-------- Material for this exercise --------
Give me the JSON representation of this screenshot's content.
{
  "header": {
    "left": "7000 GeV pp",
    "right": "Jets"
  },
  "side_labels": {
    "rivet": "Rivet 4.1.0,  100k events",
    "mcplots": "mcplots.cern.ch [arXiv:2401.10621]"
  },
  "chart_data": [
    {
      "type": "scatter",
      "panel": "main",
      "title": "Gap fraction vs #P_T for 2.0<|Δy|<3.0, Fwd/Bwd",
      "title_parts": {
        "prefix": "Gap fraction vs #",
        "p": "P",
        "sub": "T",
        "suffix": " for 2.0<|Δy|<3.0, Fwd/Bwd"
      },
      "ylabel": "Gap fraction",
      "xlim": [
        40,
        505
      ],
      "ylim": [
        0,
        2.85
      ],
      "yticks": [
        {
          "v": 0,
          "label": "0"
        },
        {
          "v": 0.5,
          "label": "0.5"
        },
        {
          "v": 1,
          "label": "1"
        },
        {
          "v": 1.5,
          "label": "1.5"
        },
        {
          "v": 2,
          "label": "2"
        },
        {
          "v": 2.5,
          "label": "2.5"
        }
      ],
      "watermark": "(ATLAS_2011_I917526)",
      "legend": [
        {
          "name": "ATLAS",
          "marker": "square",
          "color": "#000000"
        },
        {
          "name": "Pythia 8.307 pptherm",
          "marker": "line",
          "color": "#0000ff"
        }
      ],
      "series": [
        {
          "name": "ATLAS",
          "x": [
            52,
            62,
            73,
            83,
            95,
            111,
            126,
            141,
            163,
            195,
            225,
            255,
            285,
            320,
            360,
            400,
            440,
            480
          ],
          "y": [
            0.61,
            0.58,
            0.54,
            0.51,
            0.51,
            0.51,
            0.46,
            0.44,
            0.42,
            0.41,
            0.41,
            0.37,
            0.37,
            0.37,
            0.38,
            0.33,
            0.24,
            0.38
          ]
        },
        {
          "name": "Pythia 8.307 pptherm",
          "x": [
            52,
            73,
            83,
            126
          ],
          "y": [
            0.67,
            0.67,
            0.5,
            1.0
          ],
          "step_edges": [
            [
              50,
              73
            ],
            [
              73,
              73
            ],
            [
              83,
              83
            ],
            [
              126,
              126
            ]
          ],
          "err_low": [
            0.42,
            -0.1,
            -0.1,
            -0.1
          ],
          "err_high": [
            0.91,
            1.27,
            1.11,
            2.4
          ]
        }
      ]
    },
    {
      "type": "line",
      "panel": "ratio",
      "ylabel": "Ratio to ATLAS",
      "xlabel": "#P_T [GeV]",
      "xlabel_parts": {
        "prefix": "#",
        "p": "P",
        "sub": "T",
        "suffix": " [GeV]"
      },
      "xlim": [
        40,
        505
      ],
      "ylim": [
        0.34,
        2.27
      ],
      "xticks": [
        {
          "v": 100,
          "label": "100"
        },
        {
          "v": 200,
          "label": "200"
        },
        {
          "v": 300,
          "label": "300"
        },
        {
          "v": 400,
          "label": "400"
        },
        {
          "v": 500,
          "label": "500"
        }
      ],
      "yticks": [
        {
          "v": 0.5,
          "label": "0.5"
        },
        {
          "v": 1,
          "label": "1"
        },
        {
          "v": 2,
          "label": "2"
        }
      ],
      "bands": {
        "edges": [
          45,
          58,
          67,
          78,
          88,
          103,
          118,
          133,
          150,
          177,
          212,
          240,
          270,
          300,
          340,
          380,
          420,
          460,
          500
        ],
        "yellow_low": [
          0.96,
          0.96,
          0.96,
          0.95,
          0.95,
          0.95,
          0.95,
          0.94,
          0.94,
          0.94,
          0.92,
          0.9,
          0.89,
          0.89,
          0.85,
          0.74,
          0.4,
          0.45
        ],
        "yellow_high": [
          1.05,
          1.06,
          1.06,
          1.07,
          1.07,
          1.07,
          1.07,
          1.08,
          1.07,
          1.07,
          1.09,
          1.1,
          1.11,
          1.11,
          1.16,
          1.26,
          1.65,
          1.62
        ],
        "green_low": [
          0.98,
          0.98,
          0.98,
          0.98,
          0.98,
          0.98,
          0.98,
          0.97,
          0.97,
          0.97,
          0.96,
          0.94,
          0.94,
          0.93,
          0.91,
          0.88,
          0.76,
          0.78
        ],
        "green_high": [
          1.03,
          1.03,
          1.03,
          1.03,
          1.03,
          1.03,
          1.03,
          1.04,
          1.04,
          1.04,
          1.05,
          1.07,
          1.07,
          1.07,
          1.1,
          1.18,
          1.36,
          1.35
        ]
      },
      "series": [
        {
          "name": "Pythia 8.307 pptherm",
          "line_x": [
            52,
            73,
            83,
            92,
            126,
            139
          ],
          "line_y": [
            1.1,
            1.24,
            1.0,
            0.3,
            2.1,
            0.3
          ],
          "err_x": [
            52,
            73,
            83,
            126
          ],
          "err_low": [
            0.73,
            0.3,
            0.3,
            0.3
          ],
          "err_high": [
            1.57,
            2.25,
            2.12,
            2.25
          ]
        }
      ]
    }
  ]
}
--------
Directive:
Identify the lines in the entries above that contain "fraction", then copy them out.

Solution to this problem:
      "title": "Gap fraction vs #P_T for 2.0<|Δy|<3.0, Fwd/Bwd",
        "prefix": "Gap fraction vs #",
      "ylabel": "Gap fraction",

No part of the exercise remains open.